Data entries:

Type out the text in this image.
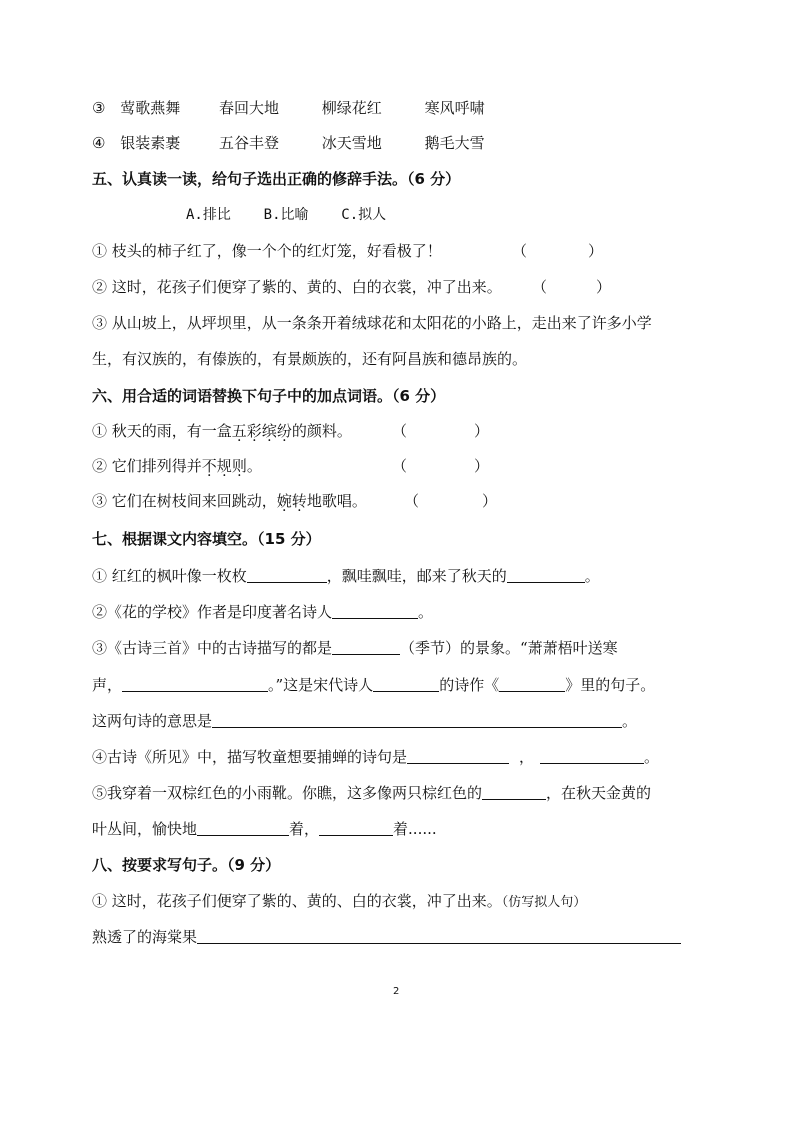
③ 莺歌燕舞	春回大地	柳绿花红	寒风呼啸
④ 银装素裹	五谷丰登	冰天雪地	鹅毛大雪
五、认真读一读，给句子选出正确的修辞手法。（6 分）
A.排比 B.比喻 C.拟人
① 枝头的柿子红了，像一个个的红灯笼，好看极了！	（	）
② 这时，花孩子们便穿了紫的、黄的、白的衣裳，冲了出来。 （	）
③ 从山坡上，从坪坝里，从一条条开着绒球花和太阳花的小路上，走出来了许多小学
生，有汉族的，有傣族的，有景颇族的，还有阿昌族和德昂族的。
六、用合适的词语替换下句子中的加点词语。（6 分）
① 秋天的雨，有一盒五彩缤纷的颜料。	（	）
② 它们排列得并不规则。	（	）
③ 它们在树枝间来回跳动，婉转地歌唱。 （	）
七、根据课文内容填空。（15 分）
① 红红的枫叶像一枚枚	，飘哇飘哇，邮来了秋天的	。
②《花的学校》作者是印度著名诗人	。
③《古诗三首》中的古诗描写的都是	（季节）的景象。“萧萧梧叶送寒
声，	。”这是宋代诗人	的诗作《	》里的句子。
这两句诗的意思是	。
④古诗《所见》中，描写牧童想要捕蝉的诗句是	，	。
⑤我穿着一双棕红色的小雨靴。你瞧，这多像两只棕红色的	，在秋天金黄的
叶丛间，愉快地	着，	着......
八、按要求写句子。（9 分）
① 这时，花孩子们便穿了紫的、黄的、白的衣裳，冲了出来。（仿写拟人句）
熟透了的海棠果
2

▶ _What the task requires_: Using the material above, set down every line exactly, but skip the pictures.

▶ _The reply_:
Type out the text in this image.
③ 莺歌燕舞	春回大地	柳绿花红	寒风呼啸
④ 银装素裹	五谷丰登	冰天雪地	鹅毛大雪
五、认真读一读，给句子选出正确的修辞手法。（6 分）
A.排比 B.比喻 C.拟人
① 枝头的柿子红了，像一个个的红灯笼，好看极了！	（	）
② 这时，花孩子们便穿了紫的、黄的、白的衣裳，冲了出来。 （	）
③ 从山坡上，从坪坝里，从一条条开着绒球花和太阳花的小路上，走出来了许多小学
生，有汉族的，有傣族的，有景颇族的，还有阿昌族和德昂族的。
六、用合适的词语替换下句子中的加点词语。（6 分）
① 秋天的雨，有一盒五彩缤纷的颜料。	（	）
② 它们排列得并不规则。	（	）
③ 它们在树枝间来回跳动，婉转地歌唱。 （	）
七、根据课文内容填空。（15 分）
① 红红的枫叶像一枚枚	，飘哇飘哇，邮来了秋天的	。
②《花的学校》作者是印度著名诗人	。
③《古诗三首》中的古诗描写的都是	（季节）的景象。“萧萧梧叶送寒
声，	。”这是宋代诗人	的诗作《	》里的句子。
这两句诗的意思是	。
④古诗《所见》中，描写牧童想要捕蝉的诗句是	，	。
⑤我穿着一双棕红色的小雨靴。你瞧，这多像两只棕红色的	，在秋天金黄的
叶丛间，愉快地	着，	着......
八、按要求写句子。（9 分）
① 这时，花孩子们便穿了紫的、黄的、白的衣裳，冲了出来。（仿写拟人句）
熟透了的海棠果
2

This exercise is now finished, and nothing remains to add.